• _Directions_:
Copy all the data exactly, except the pictures.
◇ ◇ ◇ ◇
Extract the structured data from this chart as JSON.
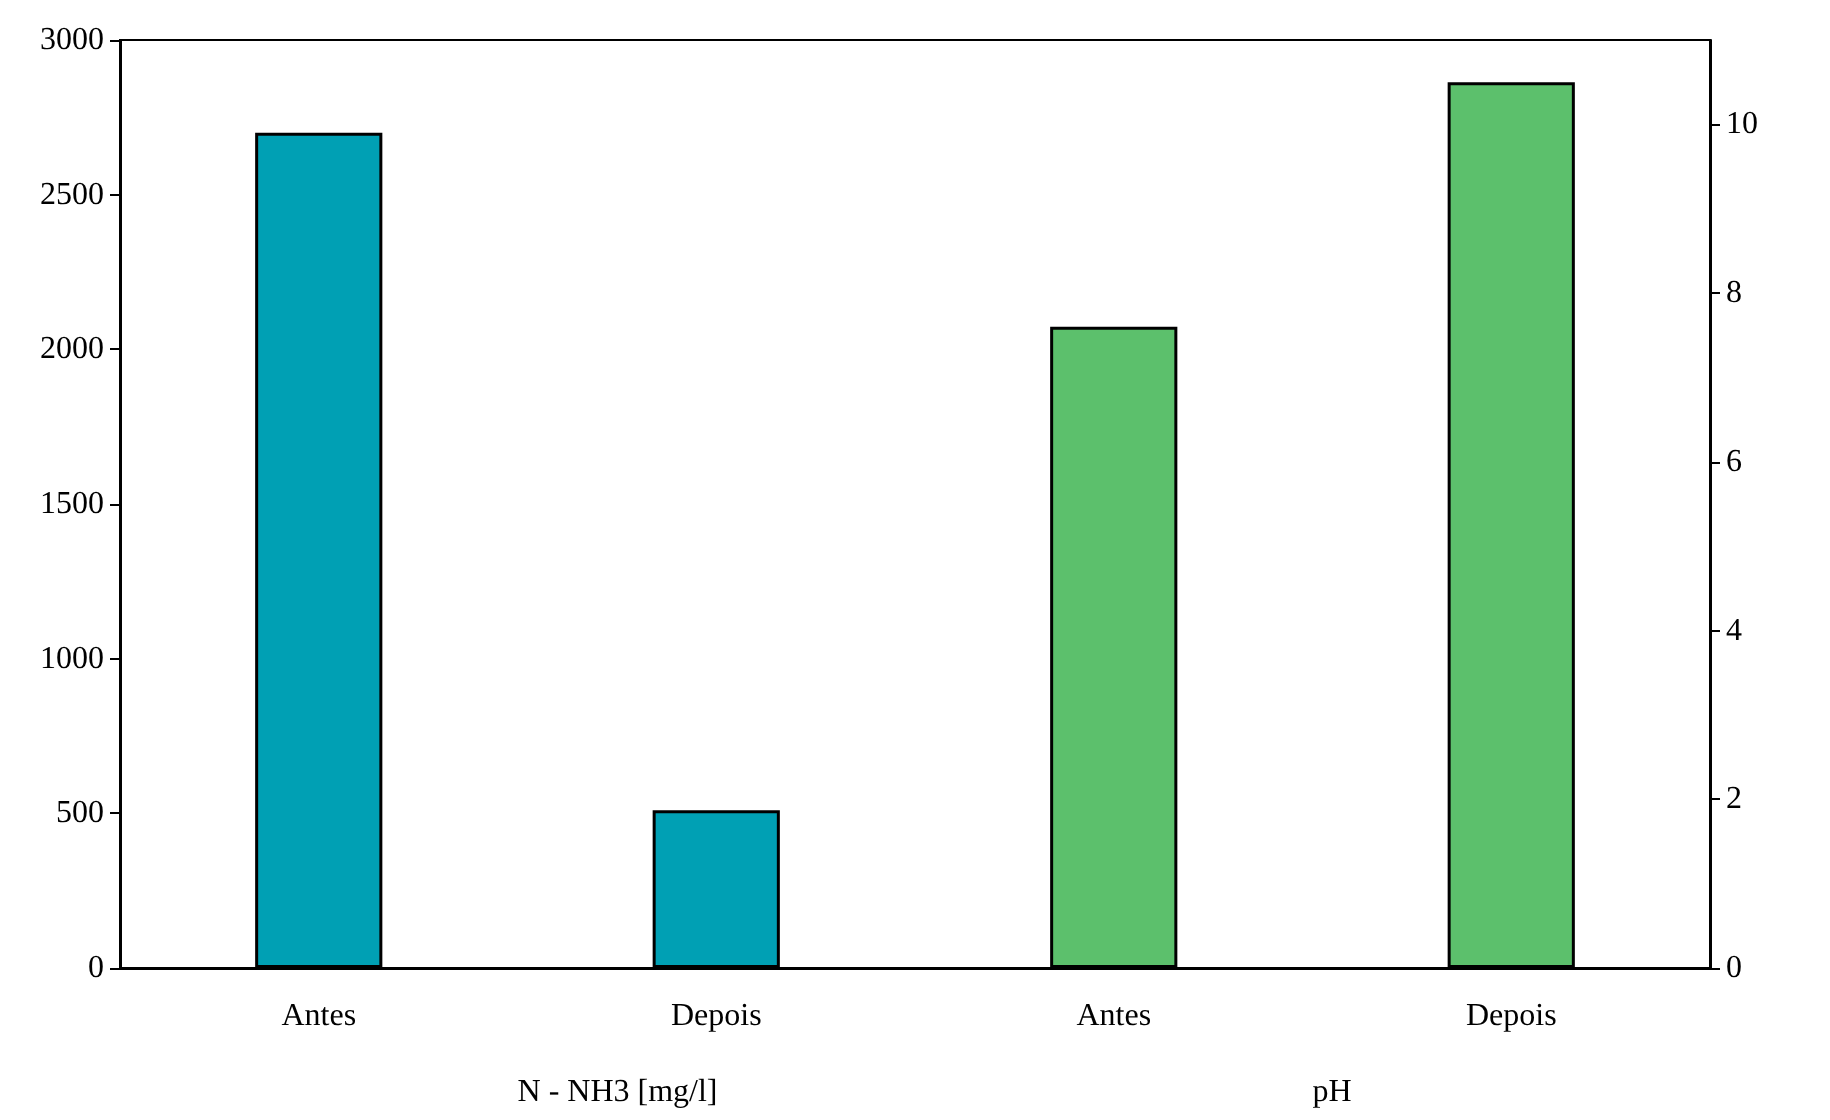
{
  "chart_data": {
    "type": "bar",
    "categories": [
      "Antes",
      "Depois",
      "Antes",
      "Depois"
    ],
    "series": [
      {
        "color": "#00a0b4",
        "values": [
          2700,
          510,
          null,
          null
        ],
        "axis": "y"
      },
      {
        "color": "#5cc06c",
        "values": [
          null,
          null,
          7.6,
          10.5
        ],
        "axis": "y2"
      }
    ],
    "ylim": [
      0,
      3000
    ],
    "yticks": [
      0,
      500,
      1000,
      1500,
      2000,
      2500,
      3000
    ],
    "y2lim": [
      0,
      11
    ],
    "y2ticks": [
      0,
      2,
      4,
      6,
      8,
      10
    ],
    "annotations": [
      "N - NH3 [mg/l]",
      "pH"
    ],
    "grid": false
  }
}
◇ ◇ ◇ ◇
• _Exercise answer_:
Extract the structured data from this chart as JSON.
{
  "chart_data": {
    "type": "bar",
    "categories": [
      "Antes",
      "Depois",
      "Antes",
      "Depois"
    ],
    "series": [
      {
        "color": "#00a0b4",
        "values": [
          2700,
          510,
          null,
          null
        ],
        "axis": "y"
      },
      {
        "color": "#5cc06c",
        "values": [
          null,
          null,
          7.6,
          10.5
        ],
        "axis": "y2"
      }
    ],
    "ylim": [
      0,
      3000
    ],
    "yticks": [
      0,
      500,
      1000,
      1500,
      2000,
      2500,
      3000
    ],
    "y2lim": [
      0,
      11
    ],
    "y2ticks": [
      0,
      2,
      4,
      6,
      8,
      10
    ],
    "annotations": [
      "N - NH3 [mg/l]",
      "pH"
    ],
    "grid": false
  }
}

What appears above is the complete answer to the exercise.